WHAT IS NEEDED:
Using the listing below, report all lines holding the word "title".

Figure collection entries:

______________________________

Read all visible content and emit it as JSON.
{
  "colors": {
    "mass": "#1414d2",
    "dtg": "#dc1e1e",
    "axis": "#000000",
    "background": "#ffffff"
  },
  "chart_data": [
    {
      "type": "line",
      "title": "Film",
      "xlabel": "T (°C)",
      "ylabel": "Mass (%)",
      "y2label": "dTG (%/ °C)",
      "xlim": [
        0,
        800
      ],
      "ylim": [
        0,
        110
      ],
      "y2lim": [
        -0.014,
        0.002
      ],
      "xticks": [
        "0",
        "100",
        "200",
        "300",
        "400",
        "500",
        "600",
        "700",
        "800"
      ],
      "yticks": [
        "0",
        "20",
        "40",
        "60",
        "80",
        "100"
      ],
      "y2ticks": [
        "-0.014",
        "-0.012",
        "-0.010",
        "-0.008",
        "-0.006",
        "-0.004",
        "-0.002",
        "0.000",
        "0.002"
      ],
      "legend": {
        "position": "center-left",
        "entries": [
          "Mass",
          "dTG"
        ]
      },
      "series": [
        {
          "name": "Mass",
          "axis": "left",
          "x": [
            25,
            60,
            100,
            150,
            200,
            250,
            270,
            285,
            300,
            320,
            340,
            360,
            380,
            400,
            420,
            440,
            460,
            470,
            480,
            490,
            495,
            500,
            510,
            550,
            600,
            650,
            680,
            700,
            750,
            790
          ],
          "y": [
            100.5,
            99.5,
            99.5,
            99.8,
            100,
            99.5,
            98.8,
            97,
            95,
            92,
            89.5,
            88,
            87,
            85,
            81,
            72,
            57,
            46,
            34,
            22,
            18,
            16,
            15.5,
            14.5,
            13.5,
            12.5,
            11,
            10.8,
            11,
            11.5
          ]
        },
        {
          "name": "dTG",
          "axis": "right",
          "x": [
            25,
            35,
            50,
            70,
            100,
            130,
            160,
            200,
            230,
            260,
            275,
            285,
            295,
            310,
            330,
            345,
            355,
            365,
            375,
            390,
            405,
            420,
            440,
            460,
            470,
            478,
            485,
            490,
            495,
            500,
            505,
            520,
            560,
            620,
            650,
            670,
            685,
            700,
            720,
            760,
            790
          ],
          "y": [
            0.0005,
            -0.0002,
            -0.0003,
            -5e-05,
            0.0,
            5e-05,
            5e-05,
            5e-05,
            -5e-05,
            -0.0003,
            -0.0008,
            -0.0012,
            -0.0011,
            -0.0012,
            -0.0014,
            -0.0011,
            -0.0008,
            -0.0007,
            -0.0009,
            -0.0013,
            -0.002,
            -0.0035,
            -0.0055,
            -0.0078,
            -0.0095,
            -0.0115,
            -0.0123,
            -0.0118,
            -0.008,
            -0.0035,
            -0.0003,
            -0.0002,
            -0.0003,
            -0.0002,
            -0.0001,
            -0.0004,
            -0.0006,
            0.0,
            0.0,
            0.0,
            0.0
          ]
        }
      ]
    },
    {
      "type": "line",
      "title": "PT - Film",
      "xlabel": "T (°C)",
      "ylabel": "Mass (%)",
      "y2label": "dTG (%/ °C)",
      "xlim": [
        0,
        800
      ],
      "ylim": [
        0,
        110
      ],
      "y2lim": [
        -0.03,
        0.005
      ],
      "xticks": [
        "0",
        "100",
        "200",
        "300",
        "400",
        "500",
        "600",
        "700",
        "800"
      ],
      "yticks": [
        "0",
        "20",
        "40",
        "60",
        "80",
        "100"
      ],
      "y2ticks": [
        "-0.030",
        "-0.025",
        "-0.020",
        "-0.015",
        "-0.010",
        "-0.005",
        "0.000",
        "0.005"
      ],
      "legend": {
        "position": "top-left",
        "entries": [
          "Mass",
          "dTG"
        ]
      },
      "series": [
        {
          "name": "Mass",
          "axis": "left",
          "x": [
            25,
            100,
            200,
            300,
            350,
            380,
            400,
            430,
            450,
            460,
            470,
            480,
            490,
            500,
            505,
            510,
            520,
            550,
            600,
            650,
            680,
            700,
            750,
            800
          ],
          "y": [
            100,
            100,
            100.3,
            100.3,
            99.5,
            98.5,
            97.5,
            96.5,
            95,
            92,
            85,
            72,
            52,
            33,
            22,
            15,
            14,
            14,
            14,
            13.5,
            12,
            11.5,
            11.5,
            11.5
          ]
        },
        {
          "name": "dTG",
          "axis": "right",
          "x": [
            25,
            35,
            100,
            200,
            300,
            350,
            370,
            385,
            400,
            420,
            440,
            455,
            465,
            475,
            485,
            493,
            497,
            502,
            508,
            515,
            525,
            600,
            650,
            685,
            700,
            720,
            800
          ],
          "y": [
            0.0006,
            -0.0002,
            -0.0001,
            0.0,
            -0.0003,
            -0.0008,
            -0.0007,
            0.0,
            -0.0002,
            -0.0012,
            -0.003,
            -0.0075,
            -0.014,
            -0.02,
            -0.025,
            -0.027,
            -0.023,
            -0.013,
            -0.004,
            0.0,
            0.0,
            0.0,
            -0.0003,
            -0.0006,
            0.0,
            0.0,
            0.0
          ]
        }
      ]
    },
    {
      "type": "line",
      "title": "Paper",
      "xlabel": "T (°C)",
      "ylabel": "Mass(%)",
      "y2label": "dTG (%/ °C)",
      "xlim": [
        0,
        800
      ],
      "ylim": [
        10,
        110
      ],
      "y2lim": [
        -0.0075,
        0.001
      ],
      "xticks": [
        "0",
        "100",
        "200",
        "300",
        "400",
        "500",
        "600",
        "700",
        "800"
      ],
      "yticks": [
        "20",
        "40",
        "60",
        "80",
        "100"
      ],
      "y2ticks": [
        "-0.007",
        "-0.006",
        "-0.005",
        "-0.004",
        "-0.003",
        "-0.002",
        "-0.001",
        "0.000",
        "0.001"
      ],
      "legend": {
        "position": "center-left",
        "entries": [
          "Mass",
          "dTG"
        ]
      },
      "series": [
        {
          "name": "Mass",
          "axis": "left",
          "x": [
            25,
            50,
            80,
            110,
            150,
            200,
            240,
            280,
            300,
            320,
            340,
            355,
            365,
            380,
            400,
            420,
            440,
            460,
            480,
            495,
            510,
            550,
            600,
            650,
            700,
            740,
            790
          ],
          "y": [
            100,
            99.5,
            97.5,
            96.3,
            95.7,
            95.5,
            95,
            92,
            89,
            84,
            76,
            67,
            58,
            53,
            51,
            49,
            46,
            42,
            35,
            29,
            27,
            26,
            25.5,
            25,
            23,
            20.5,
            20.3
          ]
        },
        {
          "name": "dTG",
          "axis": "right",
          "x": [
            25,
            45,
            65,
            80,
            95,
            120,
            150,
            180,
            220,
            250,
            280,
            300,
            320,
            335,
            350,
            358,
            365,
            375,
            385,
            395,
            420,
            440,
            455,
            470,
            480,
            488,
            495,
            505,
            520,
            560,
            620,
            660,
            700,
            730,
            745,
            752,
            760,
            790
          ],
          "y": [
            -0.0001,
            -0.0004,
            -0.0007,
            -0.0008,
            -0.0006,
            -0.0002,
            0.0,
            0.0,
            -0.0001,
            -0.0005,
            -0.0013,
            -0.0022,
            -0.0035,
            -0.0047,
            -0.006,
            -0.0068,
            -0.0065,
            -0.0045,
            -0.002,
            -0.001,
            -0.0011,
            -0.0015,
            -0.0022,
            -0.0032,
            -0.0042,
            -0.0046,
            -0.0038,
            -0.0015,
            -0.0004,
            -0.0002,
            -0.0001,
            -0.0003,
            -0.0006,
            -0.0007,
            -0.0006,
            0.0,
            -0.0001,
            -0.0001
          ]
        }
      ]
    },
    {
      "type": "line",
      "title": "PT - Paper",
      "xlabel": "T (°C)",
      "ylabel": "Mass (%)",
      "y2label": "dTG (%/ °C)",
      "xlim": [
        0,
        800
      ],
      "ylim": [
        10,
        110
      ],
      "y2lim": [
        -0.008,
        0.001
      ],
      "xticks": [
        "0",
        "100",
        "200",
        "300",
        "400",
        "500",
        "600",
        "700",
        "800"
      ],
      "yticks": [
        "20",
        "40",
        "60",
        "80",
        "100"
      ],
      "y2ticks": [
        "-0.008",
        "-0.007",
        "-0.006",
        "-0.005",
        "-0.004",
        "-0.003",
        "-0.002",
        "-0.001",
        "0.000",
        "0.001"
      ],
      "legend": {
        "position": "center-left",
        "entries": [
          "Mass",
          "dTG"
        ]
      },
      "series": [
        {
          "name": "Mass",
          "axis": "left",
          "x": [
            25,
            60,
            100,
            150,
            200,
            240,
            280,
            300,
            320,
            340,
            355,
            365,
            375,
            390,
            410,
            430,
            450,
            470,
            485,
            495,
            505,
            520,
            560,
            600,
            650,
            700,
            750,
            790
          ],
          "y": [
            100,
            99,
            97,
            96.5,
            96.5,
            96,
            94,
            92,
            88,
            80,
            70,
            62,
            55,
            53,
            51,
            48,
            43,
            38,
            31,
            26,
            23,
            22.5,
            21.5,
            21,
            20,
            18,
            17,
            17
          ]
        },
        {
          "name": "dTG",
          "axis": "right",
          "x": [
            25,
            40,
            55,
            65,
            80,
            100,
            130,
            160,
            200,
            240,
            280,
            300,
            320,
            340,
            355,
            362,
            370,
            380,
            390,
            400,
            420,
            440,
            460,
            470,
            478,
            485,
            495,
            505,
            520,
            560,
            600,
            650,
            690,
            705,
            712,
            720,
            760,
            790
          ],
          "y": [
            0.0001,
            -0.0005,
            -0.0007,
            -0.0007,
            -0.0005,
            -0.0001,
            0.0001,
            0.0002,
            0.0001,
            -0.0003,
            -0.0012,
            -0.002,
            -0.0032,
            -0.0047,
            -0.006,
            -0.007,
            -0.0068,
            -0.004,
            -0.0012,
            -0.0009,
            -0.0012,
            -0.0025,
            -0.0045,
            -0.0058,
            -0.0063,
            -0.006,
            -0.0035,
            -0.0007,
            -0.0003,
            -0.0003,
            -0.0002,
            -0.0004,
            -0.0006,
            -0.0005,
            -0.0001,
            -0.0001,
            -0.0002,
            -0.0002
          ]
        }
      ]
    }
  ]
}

______________________________

WRITTEN ANSWER:
      "title": "Film",
      "title": "PT - Film",
      "title": "Paper",
      "title": "PT - Paper",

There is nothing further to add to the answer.